WRITTEN PROBLEM — Every record below is to be retyped exactly.

RECORDS —
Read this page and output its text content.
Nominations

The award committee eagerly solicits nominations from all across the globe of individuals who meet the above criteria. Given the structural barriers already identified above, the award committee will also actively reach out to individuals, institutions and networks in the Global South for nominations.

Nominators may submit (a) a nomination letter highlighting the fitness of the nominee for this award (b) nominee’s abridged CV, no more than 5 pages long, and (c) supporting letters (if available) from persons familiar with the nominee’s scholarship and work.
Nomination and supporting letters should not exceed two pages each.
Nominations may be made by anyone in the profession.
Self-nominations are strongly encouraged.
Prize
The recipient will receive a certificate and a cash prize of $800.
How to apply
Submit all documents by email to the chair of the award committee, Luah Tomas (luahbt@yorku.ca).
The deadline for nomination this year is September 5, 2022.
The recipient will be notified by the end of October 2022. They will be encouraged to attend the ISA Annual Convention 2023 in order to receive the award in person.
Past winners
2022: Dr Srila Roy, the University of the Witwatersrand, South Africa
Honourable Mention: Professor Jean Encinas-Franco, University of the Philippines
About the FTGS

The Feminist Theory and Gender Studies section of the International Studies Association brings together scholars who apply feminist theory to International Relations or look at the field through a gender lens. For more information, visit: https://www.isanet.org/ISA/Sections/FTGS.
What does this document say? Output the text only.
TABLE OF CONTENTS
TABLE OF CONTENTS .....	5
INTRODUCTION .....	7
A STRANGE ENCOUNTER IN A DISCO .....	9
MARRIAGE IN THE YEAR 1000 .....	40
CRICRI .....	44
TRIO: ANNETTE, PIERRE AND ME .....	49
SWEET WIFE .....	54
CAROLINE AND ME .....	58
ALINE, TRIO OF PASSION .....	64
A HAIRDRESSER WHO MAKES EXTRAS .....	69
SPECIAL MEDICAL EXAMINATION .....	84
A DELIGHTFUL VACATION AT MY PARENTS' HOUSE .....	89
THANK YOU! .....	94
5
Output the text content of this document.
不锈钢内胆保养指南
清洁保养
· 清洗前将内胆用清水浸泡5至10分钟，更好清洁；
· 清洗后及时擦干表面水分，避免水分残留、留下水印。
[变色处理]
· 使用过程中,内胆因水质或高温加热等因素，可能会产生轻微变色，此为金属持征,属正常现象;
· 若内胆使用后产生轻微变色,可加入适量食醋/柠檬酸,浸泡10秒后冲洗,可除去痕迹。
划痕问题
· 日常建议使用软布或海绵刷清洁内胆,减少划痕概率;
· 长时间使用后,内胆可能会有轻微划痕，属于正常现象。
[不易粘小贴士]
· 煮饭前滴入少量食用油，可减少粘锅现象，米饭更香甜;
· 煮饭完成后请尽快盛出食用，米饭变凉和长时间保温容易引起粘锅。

CORRECT RESULT —
Read this page and output its text content.
Nominations

The award committee eagerly solicits nominations from all across the globe of individuals who meet the above criteria. Given the structural barriers already identified above, the award committee will also actively reach out to individuals, institutions and networks in the Global South for nominations.

Nominators may submit (a) a nomination letter highlighting the fitness of the nominee for this award (b) nominee’s abridged CV, no more than 5 pages long, and (c) supporting letters (if available) from persons familiar with the nominee’s scholarship and work.
Nomination and supporting letters should not exceed two pages each.
Nominations may be made by anyone in the profession.
Self-nominations are strongly encouraged.
Prize
The recipient will receive a certificate and a cash prize of $800.
How to apply
Submit all documents by email to the chair of the award committee, Luah Tomas (luahbt@yorku.ca).
The deadline for nomination this year is September 5, 2022.
The recipient will be notified by the end of October 2022. They will be encouraged to attend the ISA Annual Convention 2023 in order to receive the award in person.
Past winners
2022: Dr Srila Roy, the University of the Witwatersrand, South Africa
Honourable Mention: Professor Jean Encinas-Franco, University of the Philippines
About the FTGS

The Feminist Theory and Gender Studies section of the International Studies Association brings together scholars who apply feminist theory to International Relations or look at the field through a gender lens. For more information, visit: https://www.isanet.org/ISA/Sections/FTGS.
What does this document say? Output the text only.
TABLE OF CONTENTS
TABLE OF CONTENTS .....	5
INTRODUCTION .....	7
A STRANGE ENCOUNTER IN A DISCO .....	9
MARRIAGE IN THE YEAR 1000 .....	40
CRICRI .....	44
TRIO: ANNETTE, PIERRE AND ME .....	49
SWEET WIFE .....	54
CAROLINE AND ME .....	58
ALINE, TRIO OF PASSION .....	64
A HAIRDRESSER WHO MAKES EXTRAS .....	69
SPECIAL MEDICAL EXAMINATION .....	84
A DELIGHTFUL VACATION AT MY PARENTS' HOUSE .....	89
THANK YOU! .....	94
5
Output the text content of this document.
不锈钢内胆保养指南
清洁保养
· 清洗前将内胆用清水浸泡5至10分钟，更好清洁；
· 清洗后及时擦干表面水分，避免水分残留、留下水印。
[变色处理]
· 使用过程中,内胆因水质或高温加热等因素，可能会产生轻微变色，此为金属持征,属正常现象;
· 若内胆使用后产生轻微变色,可加入适量食醋/柠檬酸,浸泡10秒后冲洗,可除去痕迹。
划痕问题
· 日常建议使用软布或海绵刷清洁内胆,减少划痕概率;
· 长时间使用后,内胆可能会有轻微划痕，属于正常现象。
[不易粘小贴士]
· 煮饭前滴入少量食用油，可减少粘锅现象，米饭更香甜;
· 煮饭完成后请尽快盛出食用，米饭变凉和长时间保温容易引起粘锅。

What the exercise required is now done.